Data listing:
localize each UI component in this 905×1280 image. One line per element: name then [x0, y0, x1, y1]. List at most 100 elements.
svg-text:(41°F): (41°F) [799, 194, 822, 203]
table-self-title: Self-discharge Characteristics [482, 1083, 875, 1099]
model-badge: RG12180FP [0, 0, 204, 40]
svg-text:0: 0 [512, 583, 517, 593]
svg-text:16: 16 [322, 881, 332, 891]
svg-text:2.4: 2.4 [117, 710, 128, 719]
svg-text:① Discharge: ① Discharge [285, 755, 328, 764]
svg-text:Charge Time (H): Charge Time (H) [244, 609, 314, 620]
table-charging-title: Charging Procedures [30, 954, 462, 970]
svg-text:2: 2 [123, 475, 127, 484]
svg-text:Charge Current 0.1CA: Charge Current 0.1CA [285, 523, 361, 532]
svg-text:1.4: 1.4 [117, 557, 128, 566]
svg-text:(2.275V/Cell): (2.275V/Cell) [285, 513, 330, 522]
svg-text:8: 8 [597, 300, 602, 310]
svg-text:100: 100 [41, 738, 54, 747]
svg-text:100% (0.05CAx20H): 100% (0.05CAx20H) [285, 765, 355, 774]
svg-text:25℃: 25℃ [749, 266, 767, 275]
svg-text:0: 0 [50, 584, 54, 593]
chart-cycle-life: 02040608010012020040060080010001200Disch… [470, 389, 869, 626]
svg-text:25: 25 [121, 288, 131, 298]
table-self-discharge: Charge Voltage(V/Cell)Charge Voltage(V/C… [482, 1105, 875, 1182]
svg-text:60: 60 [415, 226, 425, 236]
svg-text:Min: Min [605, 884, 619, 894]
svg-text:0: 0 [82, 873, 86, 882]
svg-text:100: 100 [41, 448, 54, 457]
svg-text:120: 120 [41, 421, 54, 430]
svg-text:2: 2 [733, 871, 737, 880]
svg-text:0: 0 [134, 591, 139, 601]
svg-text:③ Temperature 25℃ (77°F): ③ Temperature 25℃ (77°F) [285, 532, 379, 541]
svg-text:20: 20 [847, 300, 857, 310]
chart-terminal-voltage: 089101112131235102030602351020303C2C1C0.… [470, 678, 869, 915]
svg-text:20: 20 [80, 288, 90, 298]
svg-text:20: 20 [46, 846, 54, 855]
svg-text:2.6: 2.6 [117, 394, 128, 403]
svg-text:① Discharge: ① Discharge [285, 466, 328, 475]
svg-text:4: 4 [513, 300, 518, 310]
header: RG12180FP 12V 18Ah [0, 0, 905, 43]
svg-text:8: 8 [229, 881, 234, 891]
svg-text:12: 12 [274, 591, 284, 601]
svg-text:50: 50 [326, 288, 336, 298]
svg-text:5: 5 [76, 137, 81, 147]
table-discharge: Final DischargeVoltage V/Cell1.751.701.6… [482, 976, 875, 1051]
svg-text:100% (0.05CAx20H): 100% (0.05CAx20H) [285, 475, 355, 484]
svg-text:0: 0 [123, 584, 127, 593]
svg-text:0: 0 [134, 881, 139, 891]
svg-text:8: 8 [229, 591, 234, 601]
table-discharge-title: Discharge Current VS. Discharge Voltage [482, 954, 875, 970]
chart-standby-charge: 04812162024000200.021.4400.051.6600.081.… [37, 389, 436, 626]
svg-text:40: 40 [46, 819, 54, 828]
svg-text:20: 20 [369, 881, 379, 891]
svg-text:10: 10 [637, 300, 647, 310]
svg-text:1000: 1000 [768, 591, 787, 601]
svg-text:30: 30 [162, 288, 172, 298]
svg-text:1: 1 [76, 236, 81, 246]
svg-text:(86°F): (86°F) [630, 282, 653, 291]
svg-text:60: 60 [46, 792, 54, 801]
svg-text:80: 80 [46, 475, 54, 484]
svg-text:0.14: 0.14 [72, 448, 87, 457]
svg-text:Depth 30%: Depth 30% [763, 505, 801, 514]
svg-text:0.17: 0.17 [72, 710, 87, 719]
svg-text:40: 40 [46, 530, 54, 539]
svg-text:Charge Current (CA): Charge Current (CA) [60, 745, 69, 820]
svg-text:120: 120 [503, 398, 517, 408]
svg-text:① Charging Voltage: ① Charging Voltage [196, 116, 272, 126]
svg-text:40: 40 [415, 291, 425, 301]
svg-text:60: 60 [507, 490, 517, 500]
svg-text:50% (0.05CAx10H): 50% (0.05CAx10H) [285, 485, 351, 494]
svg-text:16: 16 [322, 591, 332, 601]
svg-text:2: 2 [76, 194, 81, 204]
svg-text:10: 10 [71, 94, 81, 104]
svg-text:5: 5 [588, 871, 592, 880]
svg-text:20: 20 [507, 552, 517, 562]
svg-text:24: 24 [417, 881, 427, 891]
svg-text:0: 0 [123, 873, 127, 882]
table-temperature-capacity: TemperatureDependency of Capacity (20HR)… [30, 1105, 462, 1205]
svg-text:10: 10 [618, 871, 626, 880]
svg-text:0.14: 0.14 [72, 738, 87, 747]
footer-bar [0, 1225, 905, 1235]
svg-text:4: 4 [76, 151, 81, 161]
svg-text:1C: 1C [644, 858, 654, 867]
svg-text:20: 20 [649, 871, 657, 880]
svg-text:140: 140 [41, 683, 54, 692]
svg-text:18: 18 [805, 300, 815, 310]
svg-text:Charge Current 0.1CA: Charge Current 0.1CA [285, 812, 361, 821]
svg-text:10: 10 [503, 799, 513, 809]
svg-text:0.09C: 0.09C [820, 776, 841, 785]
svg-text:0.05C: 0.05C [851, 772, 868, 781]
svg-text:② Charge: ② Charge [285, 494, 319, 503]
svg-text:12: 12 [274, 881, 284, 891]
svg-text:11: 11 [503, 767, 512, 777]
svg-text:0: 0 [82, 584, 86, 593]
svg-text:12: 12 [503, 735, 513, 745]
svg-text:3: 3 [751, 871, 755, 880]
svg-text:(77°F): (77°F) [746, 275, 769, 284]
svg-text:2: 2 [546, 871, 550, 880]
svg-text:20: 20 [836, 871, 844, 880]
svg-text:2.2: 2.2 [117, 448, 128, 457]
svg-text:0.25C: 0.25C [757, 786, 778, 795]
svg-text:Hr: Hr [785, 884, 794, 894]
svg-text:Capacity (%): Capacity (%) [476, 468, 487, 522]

▶ Written task
Return, unchanged, every line of the listing from its first line through the line containing "svg-text:1.4: 1.4 [117, 557, 128, 566]", with both ends included.

▶ Exercise response
localize each UI component in this 905×1280 image. One line per element: name then [x0, y0, x1, y1]. List at most 100 elements.
svg-text:(41°F): (41°F) [799, 194, 822, 203]
table-self-title: Self-discharge Characteristics [482, 1083, 875, 1099]
model-badge: RG12180FP [0, 0, 204, 40]
svg-text:0: 0 [512, 583, 517, 593]
svg-text:16: 16 [322, 881, 332, 891]
svg-text:2.4: 2.4 [117, 710, 128, 719]
svg-text:① Discharge: ① Discharge [285, 755, 328, 764]
svg-text:Charge Time (H): Charge Time (H) [244, 609, 314, 620]
table-charging-title: Charging Procedures [30, 954, 462, 970]
svg-text:2: 2 [123, 475, 127, 484]
svg-text:Charge Current 0.1CA: Charge Current 0.1CA [285, 523, 361, 532]
svg-text:1.4: 1.4 [117, 557, 128, 566]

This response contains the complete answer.